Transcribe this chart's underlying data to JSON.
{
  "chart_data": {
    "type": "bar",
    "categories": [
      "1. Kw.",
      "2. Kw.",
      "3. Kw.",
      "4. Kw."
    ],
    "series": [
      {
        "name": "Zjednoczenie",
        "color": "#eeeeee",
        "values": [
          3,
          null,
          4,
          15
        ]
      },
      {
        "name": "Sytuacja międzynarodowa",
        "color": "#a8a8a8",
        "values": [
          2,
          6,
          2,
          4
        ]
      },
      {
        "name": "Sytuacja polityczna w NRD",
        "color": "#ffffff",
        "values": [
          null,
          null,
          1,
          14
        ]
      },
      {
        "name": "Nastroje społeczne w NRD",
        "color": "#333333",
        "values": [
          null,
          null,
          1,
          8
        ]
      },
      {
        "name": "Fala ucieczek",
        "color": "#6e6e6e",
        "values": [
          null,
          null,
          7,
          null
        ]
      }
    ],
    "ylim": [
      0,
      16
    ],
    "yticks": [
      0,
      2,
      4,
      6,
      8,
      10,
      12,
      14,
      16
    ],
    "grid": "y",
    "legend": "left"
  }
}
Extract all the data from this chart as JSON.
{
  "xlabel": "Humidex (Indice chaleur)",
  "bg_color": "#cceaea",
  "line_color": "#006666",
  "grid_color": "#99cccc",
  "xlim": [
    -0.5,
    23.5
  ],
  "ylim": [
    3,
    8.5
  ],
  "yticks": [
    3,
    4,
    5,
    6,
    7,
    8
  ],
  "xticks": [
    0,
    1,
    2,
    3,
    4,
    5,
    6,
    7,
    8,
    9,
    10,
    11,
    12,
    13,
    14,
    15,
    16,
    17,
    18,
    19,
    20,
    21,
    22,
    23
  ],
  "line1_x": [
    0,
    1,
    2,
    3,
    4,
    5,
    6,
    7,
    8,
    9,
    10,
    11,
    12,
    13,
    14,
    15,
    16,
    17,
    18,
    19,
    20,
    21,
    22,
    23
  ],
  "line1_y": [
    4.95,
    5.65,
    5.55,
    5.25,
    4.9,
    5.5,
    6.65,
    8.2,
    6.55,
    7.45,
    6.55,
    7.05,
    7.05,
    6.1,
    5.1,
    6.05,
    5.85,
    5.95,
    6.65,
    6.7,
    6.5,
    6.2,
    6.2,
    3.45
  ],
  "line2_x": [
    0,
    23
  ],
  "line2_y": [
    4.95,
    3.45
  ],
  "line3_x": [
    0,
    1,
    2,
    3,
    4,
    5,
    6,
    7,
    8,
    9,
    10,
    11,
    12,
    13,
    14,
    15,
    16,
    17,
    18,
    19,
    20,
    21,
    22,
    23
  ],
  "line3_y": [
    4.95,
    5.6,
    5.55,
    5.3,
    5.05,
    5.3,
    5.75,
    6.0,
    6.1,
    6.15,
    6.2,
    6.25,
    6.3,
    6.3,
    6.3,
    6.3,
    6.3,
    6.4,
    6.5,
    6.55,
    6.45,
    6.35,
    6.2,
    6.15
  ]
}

WHAT THE TASK REQUIRES> Write out every line from the records above, word for word.

FINAL RESULT>
Transcribe this chart's underlying data to JSON.
{
  "chart_data": {
    "type": "bar",
    "categories": [
      "1. Kw.",
      "2. Kw.",
      "3. Kw.",
      "4. Kw."
    ],
    "series": [
      {
        "name": "Zjednoczenie",
        "color": "#eeeeee",
        "values": [
          3,
          null,
          4,
          15
        ]
      },
      {
        "name": "Sytuacja międzynarodowa",
        "color": "#a8a8a8",
        "values": [
          2,
          6,
          2,
          4
        ]
      },
      {
        "name": "Sytuacja polityczna w NRD",
        "color": "#ffffff",
        "values": [
          null,
          null,
          1,
          14
        ]
      },
      {
        "name": "Nastroje społeczne w NRD",
        "color": "#333333",
        "values": [
          null,
          null,
          1,
          8
        ]
      },
      {
        "name": "Fala ucieczek",
        "color": "#6e6e6e",
        "values": [
          null,
          null,
          7,
          null
        ]
      }
    ],
    "ylim": [
      0,
      16
    ],
    "yticks": [
      0,
      2,
      4,
      6,
      8,
      10,
      12,
      14,
      16
    ],
    "grid": "y",
    "legend": "left"
  }
}
Extract all the data from this chart as JSON.
{
  "xlabel": "Humidex (Indice chaleur)",
  "bg_color": "#cceaea",
  "line_color": "#006666",
  "grid_color": "#99cccc",
  "xlim": [
    -0.5,
    23.5
  ],
  "ylim": [
    3,
    8.5
  ],
  "yticks": [
    3,
    4,
    5,
    6,
    7,
    8
  ],
  "xticks": [
    0,
    1,
    2,
    3,
    4,
    5,
    6,
    7,
    8,
    9,
    10,
    11,
    12,
    13,
    14,
    15,
    16,
    17,
    18,
    19,
    20,
    21,
    22,
    23
  ],
  "line1_x": [
    0,
    1,
    2,
    3,
    4,
    5,
    6,
    7,
    8,
    9,
    10,
    11,
    12,
    13,
    14,
    15,
    16,
    17,
    18,
    19,
    20,
    21,
    22,
    23
  ],
  "line1_y": [
    4.95,
    5.65,
    5.55,
    5.25,
    4.9,
    5.5,
    6.65,
    8.2,
    6.55,
    7.45,
    6.55,
    7.05,
    7.05,
    6.1,
    5.1,
    6.05,
    5.85,
    5.95,
    6.65,
    6.7,
    6.5,
    6.2,
    6.2,
    3.45
  ],
  "line2_x": [
    0,
    23
  ],
  "line2_y": [
    4.95,
    3.45
  ],
  "line3_x": [
    0,
    1,
    2,
    3,
    4,
    5,
    6,
    7,
    8,
    9,
    10,
    11,
    12,
    13,
    14,
    15,
    16,
    17,
    18,
    19,
    20,
    21,
    22,
    23
  ],
  "line3_y": [
    4.95,
    5.6,
    5.55,
    5.3,
    5.05,
    5.3,
    5.75,
    6.0,
    6.1,
    6.15,
    6.2,
    6.25,
    6.3,
    6.3,
    6.3,
    6.3,
    6.3,
    6.4,
    6.5,
    6.55,
    6.45,
    6.35,
    6.2,
    6.15
  ]
}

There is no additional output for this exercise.